Work to do | In the records below, locate the line containing "What does this"; output that line and every following line through the last, exactly.

Information supplied |
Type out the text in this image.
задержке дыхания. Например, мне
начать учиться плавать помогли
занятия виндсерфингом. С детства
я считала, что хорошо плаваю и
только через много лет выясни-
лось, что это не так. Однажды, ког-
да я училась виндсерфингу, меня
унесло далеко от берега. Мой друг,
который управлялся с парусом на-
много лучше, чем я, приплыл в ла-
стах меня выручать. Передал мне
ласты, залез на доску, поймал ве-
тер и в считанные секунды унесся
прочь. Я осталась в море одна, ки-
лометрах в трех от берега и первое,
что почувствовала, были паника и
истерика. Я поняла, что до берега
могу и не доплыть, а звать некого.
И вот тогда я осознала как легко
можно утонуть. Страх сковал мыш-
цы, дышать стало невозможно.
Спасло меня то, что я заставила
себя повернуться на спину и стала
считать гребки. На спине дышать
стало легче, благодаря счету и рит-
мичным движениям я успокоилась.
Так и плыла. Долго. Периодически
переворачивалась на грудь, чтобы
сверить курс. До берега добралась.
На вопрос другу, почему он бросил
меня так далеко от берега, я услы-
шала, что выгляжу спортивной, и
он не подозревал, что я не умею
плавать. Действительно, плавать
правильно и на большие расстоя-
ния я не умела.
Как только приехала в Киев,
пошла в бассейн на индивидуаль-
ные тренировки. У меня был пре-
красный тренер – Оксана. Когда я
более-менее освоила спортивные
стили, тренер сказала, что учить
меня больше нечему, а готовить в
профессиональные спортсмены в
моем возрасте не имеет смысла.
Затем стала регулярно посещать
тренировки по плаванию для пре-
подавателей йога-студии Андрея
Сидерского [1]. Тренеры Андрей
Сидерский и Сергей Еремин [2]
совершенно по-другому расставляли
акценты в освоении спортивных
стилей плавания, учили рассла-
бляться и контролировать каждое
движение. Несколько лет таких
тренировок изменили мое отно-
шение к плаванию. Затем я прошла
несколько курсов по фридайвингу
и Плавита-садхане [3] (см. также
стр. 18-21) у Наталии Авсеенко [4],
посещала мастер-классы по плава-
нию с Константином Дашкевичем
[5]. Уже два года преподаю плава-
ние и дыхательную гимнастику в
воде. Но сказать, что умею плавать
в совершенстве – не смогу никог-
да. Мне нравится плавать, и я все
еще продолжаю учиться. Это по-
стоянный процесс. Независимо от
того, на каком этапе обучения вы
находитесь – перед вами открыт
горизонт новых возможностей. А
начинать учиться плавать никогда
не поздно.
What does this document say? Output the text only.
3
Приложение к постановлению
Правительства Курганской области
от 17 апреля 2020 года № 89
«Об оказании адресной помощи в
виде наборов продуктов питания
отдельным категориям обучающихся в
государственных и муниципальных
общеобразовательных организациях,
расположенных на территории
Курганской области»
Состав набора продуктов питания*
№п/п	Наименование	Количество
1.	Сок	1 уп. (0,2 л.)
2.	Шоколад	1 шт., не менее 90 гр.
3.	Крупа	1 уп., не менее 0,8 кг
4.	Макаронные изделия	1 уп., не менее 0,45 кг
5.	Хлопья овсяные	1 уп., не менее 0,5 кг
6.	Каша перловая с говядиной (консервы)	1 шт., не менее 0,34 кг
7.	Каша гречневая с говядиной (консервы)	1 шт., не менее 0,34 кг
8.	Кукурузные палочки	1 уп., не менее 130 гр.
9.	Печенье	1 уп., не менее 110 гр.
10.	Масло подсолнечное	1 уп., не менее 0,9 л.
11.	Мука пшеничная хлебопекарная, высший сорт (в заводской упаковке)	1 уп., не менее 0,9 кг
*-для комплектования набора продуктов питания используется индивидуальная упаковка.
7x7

Solution for this exercise |
What does this document say? Output the text only.
3
Приложение к постановлению
Правительства Курганской области
от 17 апреля 2020 года № 89
«Об оказании адресной помощи в
виде наборов продуктов питания
отдельным категориям обучающихся в
государственных и муниципальных
общеобразовательных организациях,
расположенных на территории
Курганской области»
Состав набора продуктов питания*
№п/п	Наименование	Количество
1.	Сок	1 уп. (0,2 л.)
2.	Шоколад	1 шт., не менее 90 гр.
3.	Крупа	1 уп., не менее 0,8 кг
4.	Макаронные изделия	1 уп., не менее 0,45 кг
5.	Хлопья овсяные	1 уп., не менее 0,5 кг
6.	Каша перловая с говядиной (консервы)	1 шт., не менее 0,34 кг
7.	Каша гречневая с говядиной (консервы)	1 шт., не менее 0,34 кг
8.	Кукурузные палочки	1 уп., не менее 130 гр.
9.	Печенье	1 уп., не менее 110 гр.
10.	Масло подсолнечное	1 уп., не менее 0,9 л.
11.	Мука пшеничная хлебопекарная, высший сорт (в заводской упаковке)	1 уп., не менее 0,9 кг
*-для комплектования набора продуктов питания используется индивидуальная упаковка.
7x7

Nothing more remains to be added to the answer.